## 도전 과제 A
GRU에 관한 글을 읽고 아래 물음에 답하세요.
(i) 글에서 말하는 LSTM의 단점은 무엇인가요?
(ii) 손실 함수로 무엇을 쓰나요?
(iii) num_epochs 값은 얼마인가요?

-------- 제공된 글 --------

LSTM은 RNN의 단점이었던 장기의존성(time이 지날수록 gradient가 vanishing 하는 문제)을 해결함. 하지만 RNN에 비해서 모델 구조가 지나치게 복잡하다는 단점이 존재. GRU는 모델의 형태도 간단하지만 동시에 장기의존성 문제 또한 해결함.
class GRU(nn.Module):
def __init__(self, input_size, hidden_size, sequence_length, num_layers, device):
super(GRU, self).__init__()
self.device = device
self.hidden_size = hidden_size
self.num_layers = num_layers
self.gru = nn.GRU(input_size, hidden_size, num_layers, batch_first=True)
self.fc = nn.Linear(hidden_size*sequence_length, 1)
def forward(self, x): # LSTM과는 달리 cell state가 다시 사라짐
h0 = torch.zeros(self.num_layers, x.size()[0], self.hidden_size).to(self.device)
out, _ = self.gru(x, h0) # cell state가 없음
out = out.reshape(out.shape[0], -1) # <- state 추가
out = self.fc(out)
return out
# model
model = GRU(input_size=input_size,
hidden_size=hidden_size,
sequence_length=sequence_length,
num_layers=num_layers, device=device)
model = model.to(device)
# criterion, learning rate, epochs, optimizer 생성
criterion = nn.MSELoss()
lr = 1e-3
num_epochs = 201
optimizer = optim.Adam(model.parameters(), lr=lr)
loss_graph = []
n = len(train_loader)
for epoch in range(num_epochs):
running_loss = 0.0
for i, data in enumerate(train_loader, 0):
seq, target = data # 배치 데이터
out = model(seq)
loss = criterion(out, target)
optimizer.zero_grad()
loss.backward()
optimizer.step()
running_loss += loss.item()
loss_graph.append(running_loss/n)
if epoch % 100 == 0:
print('[epoch: %d] loss: %.4f' %(epoch, running_loss/n))
# 시각화
plt.figure(figsize=(20,10))
plt.plot(loss_graph)
plt.show()
def plotting(train_loader, test_loader, actual):
with torch.no_grad():
train_pred = []
test_pred = []
for data in train_loader:
seq, target = data # 배치 데이터
#print(seq.size())
out = model(seq)
train_pred += out.cpu().numpy().tolist()
for data in test_loader:
seq, target = data # 배치 데이터
#print(seq.size())
out = model(seq)
test_pred += out.cpu().numpy().tolist()
total = train_pred+test_pred
plt.figure(figsize=(20,10))
plt.plot(np.ones(100)*len(train_pred),np.linspace(0,1,100),'--', linewidth=0.6)
plt.plot(actual,'--')
plt.plot(total,'b', linewidth=0.6)
plt.legend(['train boundary','actual','prediction'])
plt.show()
plotting(train_loader, test_loader, df['Close'][sequence_length:].values)

-------- 기록 모음 --------

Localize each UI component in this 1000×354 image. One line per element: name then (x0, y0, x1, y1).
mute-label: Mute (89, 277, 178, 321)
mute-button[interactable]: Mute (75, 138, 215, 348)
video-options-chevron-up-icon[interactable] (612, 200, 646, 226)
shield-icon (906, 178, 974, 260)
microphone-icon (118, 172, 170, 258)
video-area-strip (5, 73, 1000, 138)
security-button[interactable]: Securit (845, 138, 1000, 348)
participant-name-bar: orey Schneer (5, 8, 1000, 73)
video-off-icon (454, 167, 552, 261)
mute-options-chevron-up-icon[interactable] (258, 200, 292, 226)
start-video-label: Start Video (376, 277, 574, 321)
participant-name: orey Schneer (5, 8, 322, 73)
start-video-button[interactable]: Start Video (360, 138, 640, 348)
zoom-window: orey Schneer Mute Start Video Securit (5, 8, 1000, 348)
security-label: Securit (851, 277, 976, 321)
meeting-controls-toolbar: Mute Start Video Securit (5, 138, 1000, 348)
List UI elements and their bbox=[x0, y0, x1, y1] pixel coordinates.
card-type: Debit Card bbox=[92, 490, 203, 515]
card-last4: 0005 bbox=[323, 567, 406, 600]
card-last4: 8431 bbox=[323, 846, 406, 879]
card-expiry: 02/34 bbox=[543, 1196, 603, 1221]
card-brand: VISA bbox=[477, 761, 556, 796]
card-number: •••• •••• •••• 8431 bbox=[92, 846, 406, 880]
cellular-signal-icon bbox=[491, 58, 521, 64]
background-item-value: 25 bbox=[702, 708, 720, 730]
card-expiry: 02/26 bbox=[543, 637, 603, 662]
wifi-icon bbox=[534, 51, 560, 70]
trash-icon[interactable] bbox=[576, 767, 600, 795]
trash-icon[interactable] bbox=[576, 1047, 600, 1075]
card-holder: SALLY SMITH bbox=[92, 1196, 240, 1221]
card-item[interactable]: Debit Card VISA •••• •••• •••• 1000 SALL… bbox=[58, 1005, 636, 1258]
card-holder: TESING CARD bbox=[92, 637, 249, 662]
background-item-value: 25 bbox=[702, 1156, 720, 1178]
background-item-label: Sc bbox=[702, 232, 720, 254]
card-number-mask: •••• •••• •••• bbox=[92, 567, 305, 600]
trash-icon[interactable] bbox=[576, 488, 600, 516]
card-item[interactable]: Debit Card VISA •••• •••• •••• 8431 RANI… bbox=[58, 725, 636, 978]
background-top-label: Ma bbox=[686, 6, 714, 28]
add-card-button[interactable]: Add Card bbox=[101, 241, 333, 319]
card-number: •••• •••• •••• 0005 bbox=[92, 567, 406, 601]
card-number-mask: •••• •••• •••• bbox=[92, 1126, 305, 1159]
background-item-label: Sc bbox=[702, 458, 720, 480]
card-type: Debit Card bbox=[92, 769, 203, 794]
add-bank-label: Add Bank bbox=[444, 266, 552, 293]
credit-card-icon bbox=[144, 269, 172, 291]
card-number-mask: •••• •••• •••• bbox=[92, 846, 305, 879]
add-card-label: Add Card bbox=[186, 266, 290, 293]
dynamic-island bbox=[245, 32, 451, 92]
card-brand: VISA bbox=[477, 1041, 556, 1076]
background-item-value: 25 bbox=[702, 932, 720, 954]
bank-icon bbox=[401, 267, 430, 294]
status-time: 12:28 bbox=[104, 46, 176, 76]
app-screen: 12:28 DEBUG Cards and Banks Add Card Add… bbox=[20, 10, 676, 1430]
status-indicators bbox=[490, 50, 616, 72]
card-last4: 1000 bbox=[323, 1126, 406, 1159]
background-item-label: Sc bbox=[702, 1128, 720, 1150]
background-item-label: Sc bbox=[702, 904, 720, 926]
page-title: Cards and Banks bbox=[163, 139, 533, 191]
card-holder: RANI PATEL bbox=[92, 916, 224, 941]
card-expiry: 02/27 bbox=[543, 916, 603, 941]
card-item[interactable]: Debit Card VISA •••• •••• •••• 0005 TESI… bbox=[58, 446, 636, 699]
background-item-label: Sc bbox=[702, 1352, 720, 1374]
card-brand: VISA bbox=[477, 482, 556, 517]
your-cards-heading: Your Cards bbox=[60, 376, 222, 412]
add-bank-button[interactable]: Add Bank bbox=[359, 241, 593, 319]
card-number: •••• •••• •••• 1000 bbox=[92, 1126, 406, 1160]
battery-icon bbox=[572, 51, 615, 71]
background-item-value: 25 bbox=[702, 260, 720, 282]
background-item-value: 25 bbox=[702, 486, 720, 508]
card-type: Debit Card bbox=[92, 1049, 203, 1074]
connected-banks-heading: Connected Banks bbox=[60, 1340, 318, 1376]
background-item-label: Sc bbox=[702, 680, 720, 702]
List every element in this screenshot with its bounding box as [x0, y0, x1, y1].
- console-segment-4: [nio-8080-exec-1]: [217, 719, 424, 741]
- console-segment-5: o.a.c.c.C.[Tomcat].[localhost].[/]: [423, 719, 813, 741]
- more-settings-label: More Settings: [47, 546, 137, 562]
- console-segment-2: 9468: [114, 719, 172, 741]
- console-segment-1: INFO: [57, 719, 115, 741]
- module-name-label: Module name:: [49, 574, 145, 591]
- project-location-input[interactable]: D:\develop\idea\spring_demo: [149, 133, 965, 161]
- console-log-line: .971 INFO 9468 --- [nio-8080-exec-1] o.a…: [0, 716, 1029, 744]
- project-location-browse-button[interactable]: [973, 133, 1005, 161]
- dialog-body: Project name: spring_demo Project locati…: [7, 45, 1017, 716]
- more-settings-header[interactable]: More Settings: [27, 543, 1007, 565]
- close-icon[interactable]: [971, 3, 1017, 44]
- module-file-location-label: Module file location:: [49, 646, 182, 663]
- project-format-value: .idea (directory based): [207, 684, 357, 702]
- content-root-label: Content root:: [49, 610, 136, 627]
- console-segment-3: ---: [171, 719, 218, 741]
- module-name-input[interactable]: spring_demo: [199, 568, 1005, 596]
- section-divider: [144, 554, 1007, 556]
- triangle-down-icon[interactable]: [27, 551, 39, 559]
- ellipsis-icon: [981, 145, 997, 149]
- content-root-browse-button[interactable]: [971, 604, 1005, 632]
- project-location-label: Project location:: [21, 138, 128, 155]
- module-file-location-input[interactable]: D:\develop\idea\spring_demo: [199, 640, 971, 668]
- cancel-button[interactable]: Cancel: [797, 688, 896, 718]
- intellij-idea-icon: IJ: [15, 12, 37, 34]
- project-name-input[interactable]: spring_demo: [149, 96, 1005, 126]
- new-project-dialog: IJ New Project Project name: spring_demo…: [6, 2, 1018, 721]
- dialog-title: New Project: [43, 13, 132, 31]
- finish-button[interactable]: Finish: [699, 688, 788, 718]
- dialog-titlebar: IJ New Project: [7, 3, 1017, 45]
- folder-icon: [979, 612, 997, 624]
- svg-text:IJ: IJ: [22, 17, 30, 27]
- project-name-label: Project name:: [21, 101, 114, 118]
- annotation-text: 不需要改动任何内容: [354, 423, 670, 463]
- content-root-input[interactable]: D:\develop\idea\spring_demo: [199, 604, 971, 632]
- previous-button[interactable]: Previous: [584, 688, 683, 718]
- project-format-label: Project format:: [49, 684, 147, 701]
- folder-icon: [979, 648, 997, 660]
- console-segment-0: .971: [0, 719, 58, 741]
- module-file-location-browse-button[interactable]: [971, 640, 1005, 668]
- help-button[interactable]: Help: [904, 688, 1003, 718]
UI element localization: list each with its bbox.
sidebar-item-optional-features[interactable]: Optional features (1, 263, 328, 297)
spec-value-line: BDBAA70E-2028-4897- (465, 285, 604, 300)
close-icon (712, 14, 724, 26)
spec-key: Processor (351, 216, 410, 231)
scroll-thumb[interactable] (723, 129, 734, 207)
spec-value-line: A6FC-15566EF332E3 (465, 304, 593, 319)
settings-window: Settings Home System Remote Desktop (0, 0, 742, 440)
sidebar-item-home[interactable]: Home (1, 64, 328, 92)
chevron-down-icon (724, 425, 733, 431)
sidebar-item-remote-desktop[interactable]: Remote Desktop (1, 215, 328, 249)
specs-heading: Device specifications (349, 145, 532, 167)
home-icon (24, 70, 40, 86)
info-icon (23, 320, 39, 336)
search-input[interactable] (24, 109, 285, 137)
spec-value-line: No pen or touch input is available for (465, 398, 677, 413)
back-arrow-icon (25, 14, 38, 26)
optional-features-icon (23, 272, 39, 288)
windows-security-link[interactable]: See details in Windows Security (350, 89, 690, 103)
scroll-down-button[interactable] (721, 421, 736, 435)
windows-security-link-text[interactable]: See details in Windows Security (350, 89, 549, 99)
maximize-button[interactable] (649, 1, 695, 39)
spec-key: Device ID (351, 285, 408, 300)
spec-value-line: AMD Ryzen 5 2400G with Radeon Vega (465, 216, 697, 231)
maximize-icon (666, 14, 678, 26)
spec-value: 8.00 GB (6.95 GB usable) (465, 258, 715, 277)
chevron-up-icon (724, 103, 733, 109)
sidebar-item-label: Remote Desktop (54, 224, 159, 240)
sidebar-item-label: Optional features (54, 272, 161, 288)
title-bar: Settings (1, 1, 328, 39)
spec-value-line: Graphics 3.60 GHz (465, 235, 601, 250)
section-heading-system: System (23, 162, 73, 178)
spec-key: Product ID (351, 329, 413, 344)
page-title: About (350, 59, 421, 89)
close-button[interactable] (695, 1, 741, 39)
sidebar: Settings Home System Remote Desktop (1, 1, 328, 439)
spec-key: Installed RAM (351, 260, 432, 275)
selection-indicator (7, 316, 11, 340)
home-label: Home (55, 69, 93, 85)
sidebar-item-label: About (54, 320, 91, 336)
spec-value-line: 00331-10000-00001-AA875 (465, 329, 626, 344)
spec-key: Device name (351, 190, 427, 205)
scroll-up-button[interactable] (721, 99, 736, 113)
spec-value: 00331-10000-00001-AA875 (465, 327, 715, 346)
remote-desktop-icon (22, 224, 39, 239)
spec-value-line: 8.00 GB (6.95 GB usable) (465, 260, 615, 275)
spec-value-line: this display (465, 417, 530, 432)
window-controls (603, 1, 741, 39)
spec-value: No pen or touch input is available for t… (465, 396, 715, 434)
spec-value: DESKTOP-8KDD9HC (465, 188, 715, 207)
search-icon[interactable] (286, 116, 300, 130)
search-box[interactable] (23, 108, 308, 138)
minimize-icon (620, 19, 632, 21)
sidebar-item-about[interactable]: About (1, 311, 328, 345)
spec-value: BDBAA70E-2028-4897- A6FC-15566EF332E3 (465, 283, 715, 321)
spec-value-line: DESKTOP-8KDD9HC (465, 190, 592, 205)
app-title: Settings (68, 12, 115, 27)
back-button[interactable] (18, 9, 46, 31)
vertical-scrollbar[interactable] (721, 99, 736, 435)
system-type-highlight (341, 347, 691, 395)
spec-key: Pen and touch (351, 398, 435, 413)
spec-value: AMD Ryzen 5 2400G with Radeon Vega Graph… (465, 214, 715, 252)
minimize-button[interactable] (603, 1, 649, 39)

--------

## 도전 과제 B
목록의 첫 줄부터 "background-item-label: Sc bbox=[702, 232, 720, 254]"가 들어 있는 줄까지, 그 줄도 포함해서 다시 적어 주세요. "trash-icon"는 모두 "delete-icon"로 바꾸고 나머지는 그대로 두세요.

## 풀이 결과 A
(i) RNN에 비해 모델 구조가 지나치게 복잡하다는 점
(ii) nn.MSELoss()
(iii) 201

## 풀이 결과 B
Localize each UI component in this 1000×354 image. One line per element: name then (x0, y0, x1, y1).
mute-label: Mute (89, 277, 178, 321)
mute-button[interactable]: Mute (75, 138, 215, 348)
video-options-chevron-up-icon[interactable] (612, 200, 646, 226)
shield-icon (906, 178, 974, 260)
microphone-icon (118, 172, 170, 258)
video-area-strip (5, 73, 1000, 138)
security-button[interactable]: Securit (845, 138, 1000, 348)
participant-name-bar: orey Schneer (5, 8, 1000, 73)
video-off-icon (454, 167, 552, 261)
mute-options-chevron-up-icon[interactable] (258, 200, 292, 226)
start-video-label: Start Video (376, 277, 574, 321)
participant-name: orey Schneer (5, 8, 322, 73)
start-video-button[interactable]: Start Video (360, 138, 640, 348)
zoom-window: orey Schneer Mute Start Video Securit (5, 8, 1000, 348)
security-label: Securit (851, 277, 976, 321)
meeting-controls-toolbar: Mute Start Video Securit (5, 138, 1000, 348)
List UI elements and their bbox=[x0, y0, x1, y1] pixel coordinates.
card-type: Debit Card bbox=[92, 490, 203, 515]
card-last4: 0005 bbox=[323, 567, 406, 600]
card-last4: 8431 bbox=[323, 846, 406, 879]
card-expiry: 02/34 bbox=[543, 1196, 603, 1221]
card-brand: VISA bbox=[477, 761, 556, 796]
card-number: •••• •••• •••• 8431 bbox=[92, 846, 406, 880]
cellular-signal-icon bbox=[491, 58, 521, 64]
background-item-value: 25 bbox=[702, 708, 720, 730]
card-expiry: 02/26 bbox=[543, 637, 603, 662]
wifi-icon bbox=[534, 51, 560, 70]
delete-icon[interactable] bbox=[576, 767, 600, 795]
delete-icon[interactable] bbox=[576, 1047, 600, 1075]
card-holder: SALLY SMITH bbox=[92, 1196, 240, 1221]
card-item[interactable]: Debit Card VISA •••• •••• •••• 1000 SALL… bbox=[58, 1005, 636, 1258]
card-holder: TESING CARD bbox=[92, 637, 249, 662]
background-item-value: 25 bbox=[702, 1156, 720, 1178]
background-item-label: Sc bbox=[702, 232, 720, 254]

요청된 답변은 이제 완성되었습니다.